Task:
Would you quote every entry exactly, dropping only the pictures?

Given records:
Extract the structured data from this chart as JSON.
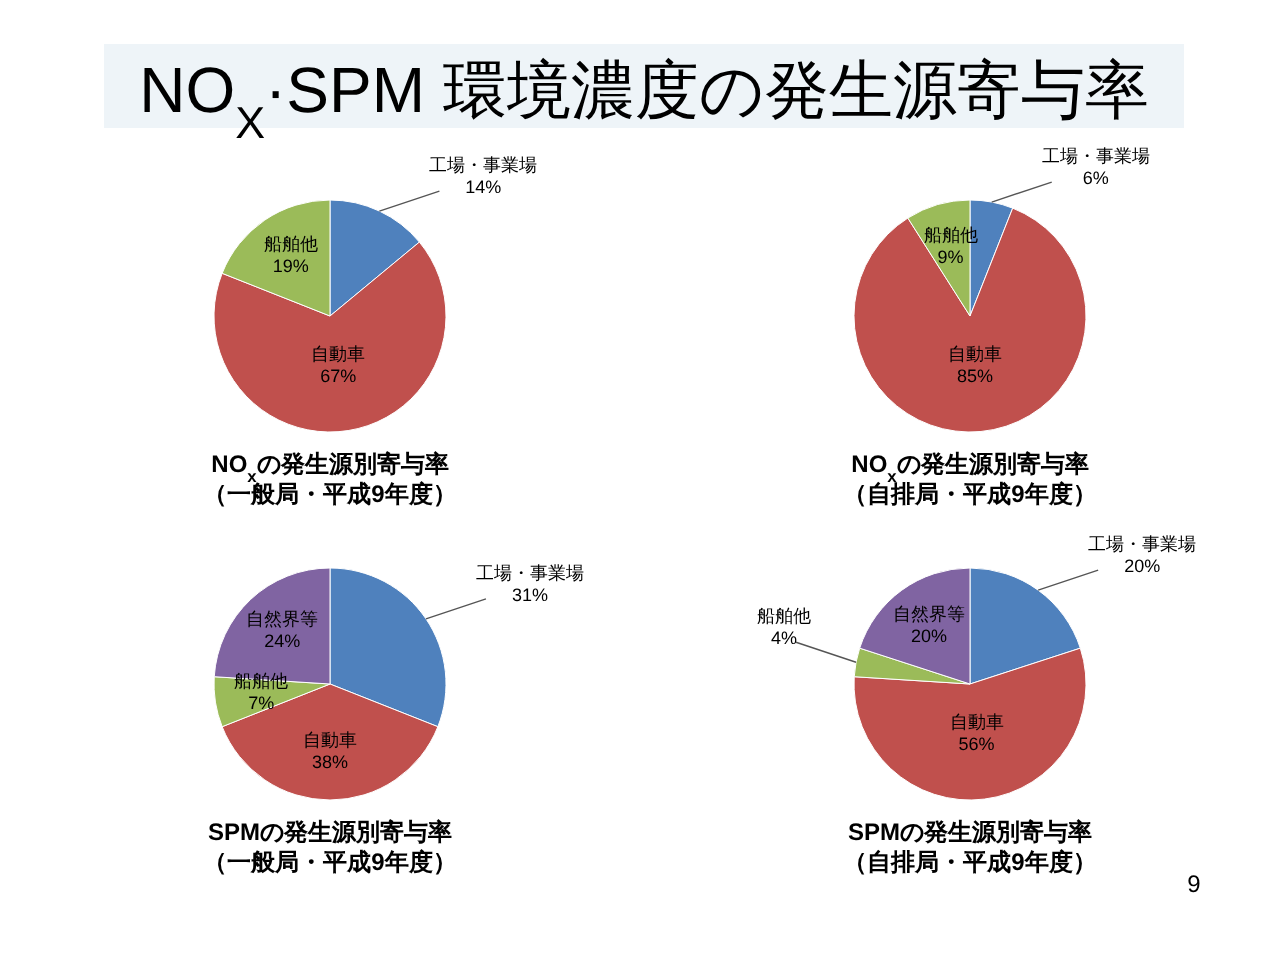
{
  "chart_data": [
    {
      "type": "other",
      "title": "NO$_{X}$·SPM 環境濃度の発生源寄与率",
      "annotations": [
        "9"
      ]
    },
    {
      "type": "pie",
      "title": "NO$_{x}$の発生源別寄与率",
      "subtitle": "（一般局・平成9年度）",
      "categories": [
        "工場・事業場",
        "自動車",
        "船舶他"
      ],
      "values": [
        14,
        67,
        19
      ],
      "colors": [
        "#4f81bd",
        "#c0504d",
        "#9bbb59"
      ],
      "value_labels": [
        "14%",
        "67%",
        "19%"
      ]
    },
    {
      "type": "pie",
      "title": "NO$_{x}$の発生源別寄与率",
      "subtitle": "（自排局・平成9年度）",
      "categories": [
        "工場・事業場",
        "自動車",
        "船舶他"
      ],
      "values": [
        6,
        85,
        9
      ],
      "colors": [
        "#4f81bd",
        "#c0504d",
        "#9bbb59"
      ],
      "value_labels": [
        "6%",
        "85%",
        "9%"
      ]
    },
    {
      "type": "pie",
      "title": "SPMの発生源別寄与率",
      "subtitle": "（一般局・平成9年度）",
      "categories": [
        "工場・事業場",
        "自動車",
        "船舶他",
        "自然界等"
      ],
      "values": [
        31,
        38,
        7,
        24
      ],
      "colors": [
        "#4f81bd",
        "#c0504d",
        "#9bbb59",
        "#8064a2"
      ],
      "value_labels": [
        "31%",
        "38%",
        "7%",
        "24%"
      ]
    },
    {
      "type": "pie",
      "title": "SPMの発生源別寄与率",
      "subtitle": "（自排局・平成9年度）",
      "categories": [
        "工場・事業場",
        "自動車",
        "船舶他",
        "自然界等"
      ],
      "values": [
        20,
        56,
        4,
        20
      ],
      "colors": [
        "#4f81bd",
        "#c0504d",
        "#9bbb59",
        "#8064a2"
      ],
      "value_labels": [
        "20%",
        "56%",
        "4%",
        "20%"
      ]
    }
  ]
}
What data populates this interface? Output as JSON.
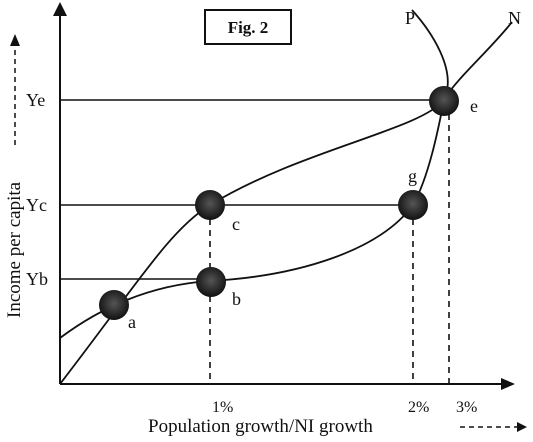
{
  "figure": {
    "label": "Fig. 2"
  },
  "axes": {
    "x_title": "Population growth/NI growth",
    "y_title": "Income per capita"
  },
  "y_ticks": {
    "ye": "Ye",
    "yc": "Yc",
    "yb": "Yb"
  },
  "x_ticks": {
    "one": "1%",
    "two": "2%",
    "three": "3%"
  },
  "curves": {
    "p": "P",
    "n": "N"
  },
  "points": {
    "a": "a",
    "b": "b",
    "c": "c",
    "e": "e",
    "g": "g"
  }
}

Output:
Extract the structured data from this chart as JSON.
{
  "chart_data": [
    {
      "type": "other",
      "title": "NO$_{X}$·SPM 環境濃度の発生源寄与率",
      "annotations": [
        "9"
      ]
    },
    {
      "type": "pie",
      "title": "NO$_{x}$の発生源別寄与率",
      "subtitle": "（一般局・平成9年度）",
      "categories": [
        "工場・事業場",
        "自動車",
        "船舶他"
      ],
      "values": [
        14,
        67,
        19
      ],
      "colors": [
        "#4f81bd",
        "#c0504d",
        "#9bbb59"
      ],
      "value_labels": [
        "14%",
        "67%",
        "19%"
      ]
    },
    {
      "type": "pie",
      "title": "NO$_{x}$の発生源別寄与率",
      "subtitle": "（自排局・平成9年度）",
      "categories": [
        "工場・事業場",
        "自動車",
        "船舶他"
      ],
      "values": [
        6,
        85,
        9
      ],
      "colors": [
        "#4f81bd",
        "#c0504d",
        "#9bbb59"
      ],
      "value_labels": [
        "6%",
        "85%",
        "9%"
      ]
    },
    {
      "type": "pie",
      "title": "SPMの発生源別寄与率",
      "subtitle": "（一般局・平成9年度）",
      "categories": [
        "工場・事業場",
        "自動車",
        "船舶他",
        "自然界等"
      ],
      "values": [
        31,
        38,
        7,
        24
      ],
      "colors": [
        "#4f81bd",
        "#c0504d",
        "#9bbb59",
        "#8064a2"
      ],
      "value_labels": [
        "31%",
        "38%",
        "7%",
        "24%"
      ]
    },
    {
      "type": "pie",
      "title": "SPMの発生源別寄与率",
      "subtitle": "（自排局・平成9年度）",
      "categories": [
        "工場・事業場",
        "自動車",
        "船舶他",
        "自然界等"
      ],
      "values": [
        20,
        56,
        4,
        20
      ],
      "colors": [
        "#4f81bd",
        "#c0504d",
        "#9bbb59",
        "#8064a2"
      ],
      "value_labels": [
        "20%",
        "56%",
        "4%",
        "20%"
      ]
    }
  ]
}
What data populates this interface? Output as JSON.
{
  "figure": {
    "label": "Fig. 2"
  },
  "axes": {
    "x_title": "Population growth/NI growth",
    "y_title": "Income per capita"
  },
  "y_ticks": {
    "ye": "Ye",
    "yc": "Yc",
    "yb": "Yb"
  },
  "x_ticks": {
    "one": "1%",
    "two": "2%",
    "three": "3%"
  },
  "curves": {
    "p": "P",
    "n": "N"
  },
  "points": {
    "a": "a",
    "b": "b",
    "c": "c",
    "e": "e",
    "g": "g"
  }
}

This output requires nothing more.